== MATERIAL SHOWN

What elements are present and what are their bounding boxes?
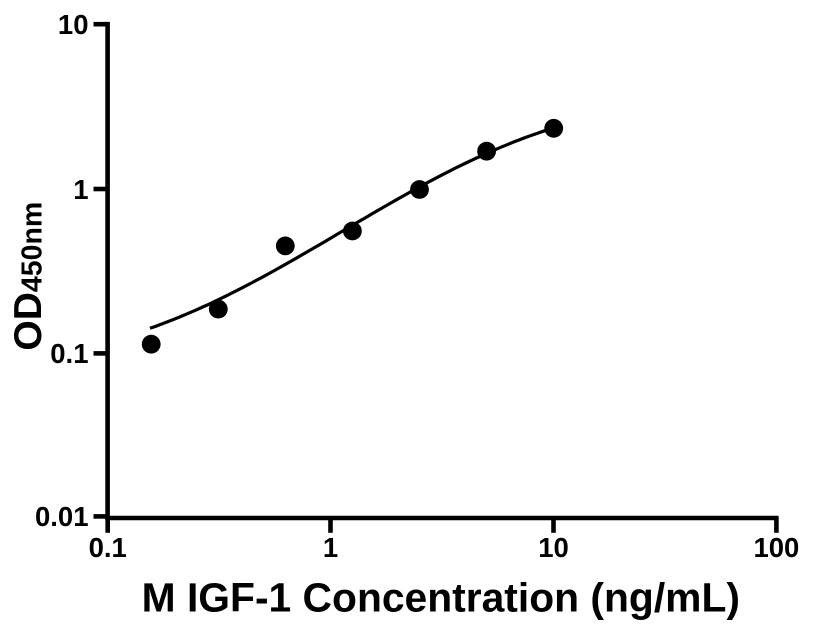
svg-text:M IGF-1 Concentration (ng/mL): M IGF-1 Concentration (ng/mL) <box>142 575 740 621</box>
svg-text:1: 1 <box>323 532 338 563</box>
svg-text:0.01: 0.01 <box>35 501 89 532</box>
svg-text:10: 10 <box>58 9 89 40</box>
svg-text:0.1: 0.1 <box>89 532 127 563</box>
svg-text:0.1: 0.1 <box>50 338 88 369</box>
svg-text:1: 1 <box>73 174 88 205</box>
svg-text:OD450nm: OD450nm <box>7 202 50 351</box>
svg-text:100: 100 <box>753 532 799 563</box>
svg-text:10: 10 <box>538 532 569 563</box>
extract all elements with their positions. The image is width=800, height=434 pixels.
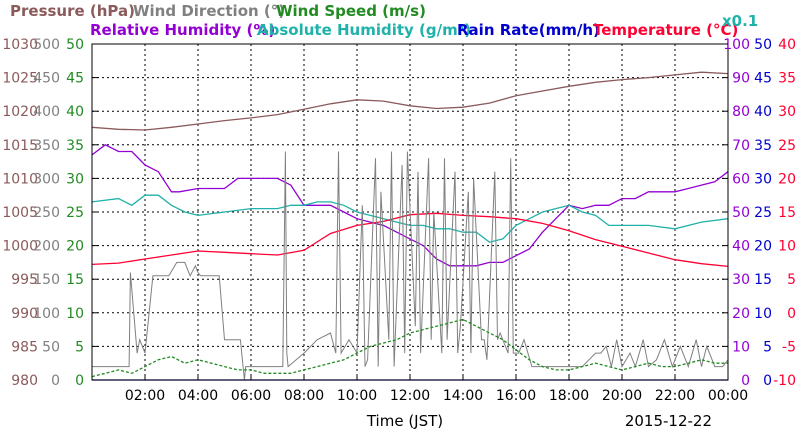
- y-tick-label-humidity: 40: [732, 239, 750, 255]
- rain-scale-note: x0.1: [722, 12, 758, 30]
- y-tick-label-temperature: 10: [778, 239, 796, 255]
- y-tick-label-temperature: -5: [782, 339, 796, 355]
- y-tick-label-rain_rate: 35: [754, 138, 772, 154]
- x-tick-label: 06:00: [231, 388, 271, 404]
- legend-item: Wind Speed (m/s): [276, 2, 426, 20]
- y-tick-label-rain_rate: 0: [763, 373, 772, 389]
- y-tick-label-wind_direction: 50: [42, 339, 60, 355]
- y-tick-label-wind_speed: 45: [66, 71, 84, 87]
- axes-layer: 1030102510201015101010051000995990985980…: [2, 37, 796, 404]
- y-tick-label-wind_direction: 100: [33, 306, 60, 322]
- y-tick-label-pressure: 1010: [2, 171, 38, 187]
- y-tick-label-rain_rate: 20: [754, 239, 772, 255]
- y-tick-label-wind_speed: 0: [75, 373, 84, 389]
- x-tick-label: 14:00: [443, 388, 483, 404]
- y-tick-label-wind_direction: 150: [33, 272, 60, 288]
- y-tick-label-wind_direction: 450: [33, 71, 60, 87]
- y-tick-label-humidity: 50: [732, 205, 750, 221]
- y-tick-label-wind_speed: 35: [66, 138, 84, 154]
- y-tick-label-pressure: 985: [11, 339, 38, 355]
- y-tick-label-pressure: 1000: [2, 239, 38, 255]
- y-tick-label-rain_rate: 25: [754, 205, 772, 221]
- x-tick-label: 04:00: [178, 388, 218, 404]
- y-tick-label-pressure: 1030: [2, 37, 38, 53]
- series-wind_speed: [91, 318, 728, 378]
- legend-item: Temperature (°C): [593, 21, 738, 39]
- grid: [92, 44, 728, 380]
- y-tick-label-humidity: 70: [732, 138, 750, 154]
- y-tick-label-wind_speed: 25: [66, 205, 84, 221]
- y-tick-label-pressure: 1015: [2, 138, 38, 154]
- y-tick-label-wind_speed: 20: [66, 239, 84, 255]
- series-pressure: [91, 71, 729, 131]
- legend: Pressure (hPa)Wind Direction (°)Wind Spe…: [10, 2, 738, 39]
- y-tick-label-humidity: 100: [723, 37, 750, 53]
- y-tick-label-wind_speed: 5: [75, 339, 84, 355]
- y-tick-label-humidity: 80: [732, 104, 750, 120]
- x-tick-label: 02:00: [125, 388, 165, 404]
- y-tick-label-rain_rate: 10: [754, 306, 772, 322]
- y-tick-label-wind_speed: 40: [66, 104, 84, 120]
- y-tick-label-temperature: 35: [778, 71, 796, 87]
- legend-item: Wind Direction (°): [133, 2, 285, 20]
- y-tick-label-wind_direction: 500: [33, 37, 60, 53]
- y-tick-label-humidity: 90: [732, 71, 750, 87]
- y-tick-label-wind_direction: 400: [33, 104, 60, 120]
- y-tick-label-pressure: 980: [11, 373, 38, 389]
- y-tick-label-rain_rate: 15: [754, 272, 772, 288]
- y-tick-label-rain_rate: 5: [763, 339, 772, 355]
- y-tick-label-wind_speed: 50: [66, 37, 84, 53]
- series-humidity: [91, 194, 729, 243]
- legend-item: Absolute Humidity (g/m³): [257, 21, 471, 39]
- x-axis-label: Time (JST): [366, 412, 443, 430]
- y-tick-label-humidity: 20: [732, 306, 750, 322]
- y-tick-label-temperature: 30: [778, 104, 796, 120]
- x-tick-label: 12:00: [390, 388, 430, 404]
- legend-item: Pressure (hPa): [10, 2, 135, 20]
- y-tick-label-wind_speed: 15: [66, 272, 84, 288]
- y-tick-label-humidity: 10: [732, 339, 750, 355]
- y-tick-label-pressure: 1025: [2, 71, 38, 87]
- y-tick-label-temperature: 25: [778, 138, 796, 154]
- y-tick-label-wind_speed: 10: [66, 306, 84, 322]
- x-tick-label: 16:00: [496, 388, 536, 404]
- x-tick-label: 20:00: [602, 388, 642, 404]
- y-tick-label-wind_direction: 0: [51, 373, 60, 389]
- y-tick-label-humidity: 0: [741, 373, 750, 389]
- y-tick-label-humidity: 30: [732, 272, 750, 288]
- x-tick-label: 22:00: [655, 388, 695, 404]
- y-tick-label-wind_direction: 350: [33, 138, 60, 154]
- x-tick-label: 10:00: [337, 388, 377, 404]
- y-tick-label-temperature: 5: [787, 272, 796, 288]
- y-tick-label-temperature: 0: [787, 306, 796, 322]
- y-tick-label-pressure: 995: [11, 272, 38, 288]
- x-tick-label: 08:00: [284, 388, 324, 404]
- y-tick-label-temperature: 15: [778, 205, 796, 221]
- y-tick-label-rain_rate: 50: [754, 37, 772, 53]
- y-tick-label-temperature: -10: [773, 373, 796, 389]
- y-tick-label-rain_rate: 40: [754, 104, 772, 120]
- legend-item: Rain Rate(mm/h): [457, 21, 600, 39]
- y-tick-label-rain_rate: 30: [754, 171, 772, 187]
- y-tick-label-wind_speed: 30: [66, 171, 84, 187]
- y-tick-label-pressure: 990: [11, 306, 38, 322]
- y-tick-label-wind_direction: 250: [33, 205, 60, 221]
- y-tick-label-temperature: 40: [778, 37, 796, 53]
- legend-item: Relative Humidity (%): [90, 21, 275, 39]
- y-tick-label-wind_direction: 300: [33, 171, 60, 187]
- y-tick-label-pressure: 1005: [2, 205, 38, 221]
- y-tick-label-wind_direction: 200: [33, 239, 60, 255]
- date-label: 2015-12-22: [625, 412, 712, 430]
- y-tick-label-humidity: 60: [732, 171, 750, 187]
- y-tick-label-rain_rate: 45: [754, 71, 772, 87]
- x-tick-label: 18:00: [549, 388, 589, 404]
- y-tick-label-temperature: 20: [778, 171, 796, 187]
- y-tick-label-pressure: 1020: [2, 104, 38, 120]
- x-tick-label: 00:00: [708, 388, 748, 404]
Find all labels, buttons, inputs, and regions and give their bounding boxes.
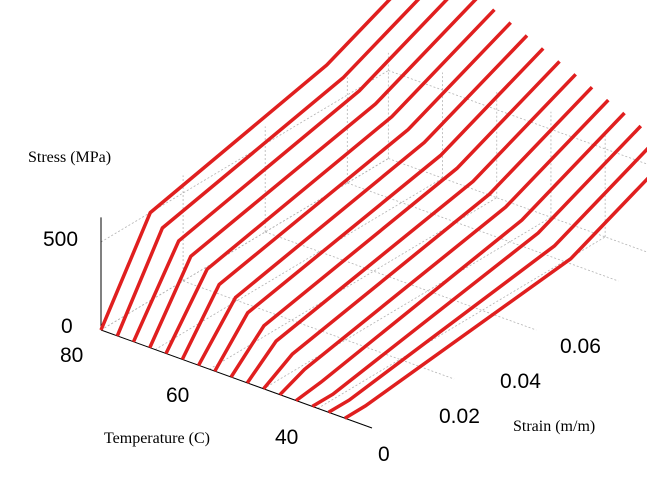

====

▶ OBJECTIVE
Write out every line of the records above word for word, omitting the pictures.

▶ RESULT
What elements are present and what are their bounding boxes?
svg-text:M IGF-1 Concentration (ng/mL): M IGF-1 Concentration (ng/mL) <box>142 575 740 621</box>
svg-text:1: 1 <box>323 532 338 563</box>
svg-text:0.01: 0.01 <box>35 501 89 532</box>
svg-text:10: 10 <box>58 9 89 40</box>
svg-text:0.1: 0.1 <box>89 532 127 563</box>
svg-text:0.1: 0.1 <box>50 338 88 369</box>
svg-text:1: 1 <box>73 174 88 205</box>
svg-text:OD450nm: OD450nm <box>7 202 50 351</box>
svg-text:100: 100 <box>753 532 799 563</box>
svg-text:10: 10 <box>538 532 569 563</box>
extract all elements with their positions. The image is width=800, height=434 pixels.
- y-tick-label-humidity: 40: [732, 239, 750, 255]
- rain-scale-note: x0.1: [722, 12, 758, 30]
- y-tick-label-temperature: 10: [778, 239, 796, 255]
- y-tick-label-temperature: -5: [782, 339, 796, 355]
- y-tick-label-rain_rate: 35: [754, 138, 772, 154]
- x-tick-label: 06:00: [231, 388, 271, 404]
- legend-item: Wind Speed (m/s): [276, 2, 426, 20]
- y-tick-label-rain_rate: 0: [763, 373, 772, 389]
- y-tick-label-wind_direction: 50: [42, 339, 60, 355]
- y-tick-label-wind_speed: 45: [66, 71, 84, 87]
- axes-layer: 1030102510201015101010051000995990985980…: [2, 37, 796, 404]
- y-tick-label-wind_direction: 100: [33, 306, 60, 322]
- y-tick-label-pressure: 1010: [2, 171, 38, 187]
- y-tick-label-rain_rate: 20: [754, 239, 772, 255]
- y-tick-label-wind_speed: 0: [75, 373, 84, 389]
- x-tick-label: 14:00: [443, 388, 483, 404]
- y-tick-label-wind_direction: 150: [33, 272, 60, 288]
- y-tick-label-wind_direction: 450: [33, 71, 60, 87]
- y-tick-label-humidity: 50: [732, 205, 750, 221]
- y-tick-label-wind_speed: 35: [66, 138, 84, 154]
- y-tick-label-pressure: 985: [11, 339, 38, 355]
- y-tick-label-pressure: 1000: [2, 239, 38, 255]
- y-tick-label-rain_rate: 25: [754, 205, 772, 221]
- x-tick-label: 04:00: [178, 388, 218, 404]
- y-tick-label-pressure: 1030: [2, 37, 38, 53]
- series-wind_speed: [91, 318, 728, 378]
- legend-item: Temperature (°C): [593, 21, 738, 39]
- grid: [92, 44, 728, 380]
- y-tick-label-humidity: 70: [732, 138, 750, 154]
- y-tick-label-wind_speed: 25: [66, 205, 84, 221]
- y-tick-label-pressure: 1015: [2, 138, 38, 154]
- y-tick-label-wind_speed: 20: [66, 239, 84, 255]
- series-pressure: [91, 71, 729, 131]
- legend: Pressure (hPa)Wind Direction (°)Wind Spe…: [10, 2, 738, 39]
- y-tick-label-humidity: 100: [723, 37, 750, 53]
- y-tick-label-wind_speed: 5: [75, 339, 84, 355]
- y-tick-label-humidity: 80: [732, 104, 750, 120]
- x-tick-label: 02:00: [125, 388, 165, 404]
- y-tick-label-rain_rate: 10: [754, 306, 772, 322]
- y-tick-label-wind_speed: 40: [66, 104, 84, 120]
- y-tick-label-temperature: 35: [778, 71, 796, 87]
- legend-item: Wind Direction (°): [133, 2, 285, 20]
- y-tick-label-wind_direction: 500: [33, 37, 60, 53]
- y-tick-label-humidity: 90: [732, 71, 750, 87]
- y-tick-label-wind_direction: 400: [33, 104, 60, 120]
- y-tick-label-pressure: 980: [11, 373, 38, 389]
- y-tick-label-rain_rate: 15: [754, 272, 772, 288]
- y-tick-label-rain_rate: 5: [763, 339, 772, 355]
- y-tick-label-wind_speed: 50: [66, 37, 84, 53]
- series-humidity: [91, 194, 729, 243]
- legend-item: Absolute Humidity (g/m³): [257, 21, 471, 39]
- x-axis-label: Time (JST): [366, 412, 443, 430]
- y-tick-label-humidity: 20: [732, 306, 750, 322]
- y-tick-label-temperature: 30: [778, 104, 796, 120]
- x-tick-label: 12:00: [390, 388, 430, 404]
- legend-item: Pressure (hPa): [10, 2, 135, 20]
- y-tick-label-wind_speed: 15: [66, 272, 84, 288]
- y-tick-label-humidity: 10: [732, 339, 750, 355]
- y-tick-label-pressure: 1025: [2, 71, 38, 87]
- y-tick-label-temperature: 25: [778, 138, 796, 154]
- y-tick-label-wind_speed: 10: [66, 306, 84, 322]
- x-tick-label: 16:00: [496, 388, 536, 404]
- x-tick-label: 20:00: [602, 388, 642, 404]
- y-tick-label-wind_direction: 0: [51, 373, 60, 389]
- y-tick-label-humidity: 0: [741, 373, 750, 389]
- y-tick-label-humidity: 30: [732, 272, 750, 288]
- x-tick-label: 22:00: [655, 388, 695, 404]
- y-tick-label-wind_direction: 350: [33, 138, 60, 154]
- x-tick-label: 10:00: [337, 388, 377, 404]
- y-tick-label-temperature: 5: [787, 272, 796, 288]
- y-tick-label-temperature: 0: [787, 306, 796, 322]
- y-tick-label-pressure: 995: [11, 272, 38, 288]
- x-tick-label: 08:00: [284, 388, 324, 404]
- y-tick-label-temperature: 15: [778, 205, 796, 221]
- y-tick-label-rain_rate: 50: [754, 37, 772, 53]
- y-tick-label-temperature: -10: [773, 373, 796, 389]
- y-tick-label-rain_rate: 40: [754, 104, 772, 120]
- legend-item: Rain Rate(mm/h): [457, 21, 600, 39]
- y-tick-label-rain_rate: 30: [754, 171, 772, 187]
- y-tick-label-wind_speed: 30: [66, 171, 84, 187]
- y-tick-label-pressure: 990: [11, 306, 38, 322]
- y-tick-label-wind_direction: 250: [33, 205, 60, 221]
- y-tick-label-temperature: 40: [778, 37, 796, 53]
- legend-item: Relative Humidity (%): [90, 21, 275, 39]
- y-tick-label-wind_direction: 300: [33, 171, 60, 187]
- y-tick-label-pressure: 1005: [2, 205, 38, 221]
- y-tick-label-wind_direction: 200: [33, 239, 60, 255]
- date-label: 2015-12-22: [625, 412, 712, 430]
- y-tick-label-humidity: 60: [732, 171, 750, 187]
- y-tick-label-rain_rate: 45: [754, 71, 772, 87]
- x-tick-label: 18:00: [549, 388, 589, 404]
- y-tick-label-temperature: 20: [778, 171, 796, 187]
- y-tick-label-pressure: 1020: [2, 104, 38, 120]
- x-tick-label: 00:00: [708, 388, 748, 404]
Find all labels, buttons, inputs, and regions and give their bounding boxes.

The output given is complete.